Aim
Return the full material exactly.

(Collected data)
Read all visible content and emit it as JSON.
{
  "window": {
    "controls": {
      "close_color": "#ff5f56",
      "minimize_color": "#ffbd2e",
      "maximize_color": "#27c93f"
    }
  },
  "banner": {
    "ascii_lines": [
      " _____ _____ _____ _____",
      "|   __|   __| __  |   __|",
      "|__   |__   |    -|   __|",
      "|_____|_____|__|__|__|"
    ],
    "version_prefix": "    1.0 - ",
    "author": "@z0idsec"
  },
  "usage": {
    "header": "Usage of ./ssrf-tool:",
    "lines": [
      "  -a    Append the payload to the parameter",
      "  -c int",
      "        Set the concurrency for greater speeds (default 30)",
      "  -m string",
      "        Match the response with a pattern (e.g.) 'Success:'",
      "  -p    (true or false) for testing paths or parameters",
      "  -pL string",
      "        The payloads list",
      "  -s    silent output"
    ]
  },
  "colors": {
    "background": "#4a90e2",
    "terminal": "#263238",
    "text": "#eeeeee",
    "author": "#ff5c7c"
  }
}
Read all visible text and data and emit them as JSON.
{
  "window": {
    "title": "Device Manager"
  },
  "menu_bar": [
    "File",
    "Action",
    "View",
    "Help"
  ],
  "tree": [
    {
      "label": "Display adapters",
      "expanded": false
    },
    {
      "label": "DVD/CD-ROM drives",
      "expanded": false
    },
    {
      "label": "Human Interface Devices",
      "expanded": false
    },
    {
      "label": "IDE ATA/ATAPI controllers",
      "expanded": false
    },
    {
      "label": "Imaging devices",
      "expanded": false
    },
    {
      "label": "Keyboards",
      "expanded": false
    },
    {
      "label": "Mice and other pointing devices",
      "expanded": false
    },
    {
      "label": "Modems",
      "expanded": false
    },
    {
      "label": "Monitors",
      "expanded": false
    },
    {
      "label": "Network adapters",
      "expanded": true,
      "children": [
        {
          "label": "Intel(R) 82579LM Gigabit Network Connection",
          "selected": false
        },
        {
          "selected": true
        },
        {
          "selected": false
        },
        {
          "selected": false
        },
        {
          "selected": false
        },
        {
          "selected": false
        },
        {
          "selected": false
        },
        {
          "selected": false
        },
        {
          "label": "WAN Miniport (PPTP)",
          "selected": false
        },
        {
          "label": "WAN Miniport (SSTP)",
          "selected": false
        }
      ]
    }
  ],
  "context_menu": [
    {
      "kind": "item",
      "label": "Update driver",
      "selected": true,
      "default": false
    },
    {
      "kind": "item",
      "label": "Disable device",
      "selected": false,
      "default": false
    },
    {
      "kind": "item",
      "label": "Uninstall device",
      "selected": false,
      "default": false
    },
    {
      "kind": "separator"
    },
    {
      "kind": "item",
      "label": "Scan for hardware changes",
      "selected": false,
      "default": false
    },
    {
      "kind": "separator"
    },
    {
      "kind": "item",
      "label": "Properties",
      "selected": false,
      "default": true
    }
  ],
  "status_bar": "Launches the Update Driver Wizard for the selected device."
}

Output of the task
Read all visible content and emit it as JSON.
{
  "window": {
    "controls": {
      "close_color": "#ff5f56",
      "minimize_color": "#ffbd2e",
      "maximize_color": "#27c93f"
    }
  },
  "banner": {
    "ascii_lines": [
      " _____ _____ _____ _____",
      "|   __|   __| __  |   __|",
      "|__   |__   |    -|   __|",
      "|_____|_____|__|__|__|"
    ],
    "version_prefix": "    1.0 - ",
    "author": "@z0idsec"
  },
  "usage": {
    "header": "Usage of ./ssrf-tool:",
    "lines": [
      "  -a    Append the payload to the parameter",
      "  -c int",
      "        Set the concurrency for greater speeds (default 30)",
      "  -m string",
      "        Match the response with a pattern (e.g.) 'Success:'",
      "  -p    (true or false) for testing paths or parameters",
      "  -pL string",
      "        The payloads list",
      "  -s    silent output"
    ]
  },
  "colors": {
    "background": "#4a90e2",
    "terminal": "#263238",
    "text": "#eeeeee",
    "author": "#ff5c7c"
  }
}
Read all visible text and data and emit them as JSON.
{
  "window": {
    "title": "Device Manager"
  },
  "menu_bar": [
    "File",
    "Action",
    "View",
    "Help"
  ],
  "tree": [
    {
      "label": "Display adapters",
      "expanded": false
    },
    {
      "label": "DVD/CD-ROM drives",
      "expanded": false
    },
    {
      "label": "Human Interface Devices",
      "expanded": false
    },
    {
      "label": "IDE ATA/ATAPI controllers",
      "expanded": false
    },
    {
      "label": "Imaging devices",
      "expanded": false
    },
    {
      "label": "Keyboards",
      "expanded": false
    },
    {
      "label": "Mice and other pointing devices",
      "expanded": false
    },
    {
      "label": "Modems",
      "expanded": false
    },
    {
      "label": "Monitors",
      "expanded": false
    },
    {
      "label": "Network adapters",
      "expanded": true,
      "children": [
        {
          "label": "Intel(R) 82579LM Gigabit Network Connection",
          "selected": false
        },
        {
          "selected": true
        },
        {
          "selected": false
        },
        {
          "selected": false
        },
        {
          "selected": false
        },
        {
          "selected": false
        },
        {
          "selected": false
        },
        {
          "selected": false
        },
        {
          "label": "WAN Miniport (PPTP)",
          "selected": false
        },
        {
          "label": "WAN Miniport (SSTP)",
          "selected": false
        }
      ]
    }
  ],
  "context_menu": [
    {
      "kind": "item",
      "label": "Update driver",
      "selected": true,
      "default": false
    },
    {
      "kind": "item",
      "label": "Disable device",
      "selected": false,
      "default": false
    },
    {
      "kind": "item",
      "label": "Uninstall device",
      "selected": false,
      "default": false
    },
    {
      "kind": "separator"
    },
    {
      "kind": "item",
      "label": "Scan for hardware changes",
      "selected": false,
      "default": false
    },
    {
      "kind": "separator"
    },
    {
      "kind": "item",
      "label": "Properties",
      "selected": false,
      "default": true
    }
  ],
  "status_bar": "Launches the Update Driver Wizard for the selected device."
}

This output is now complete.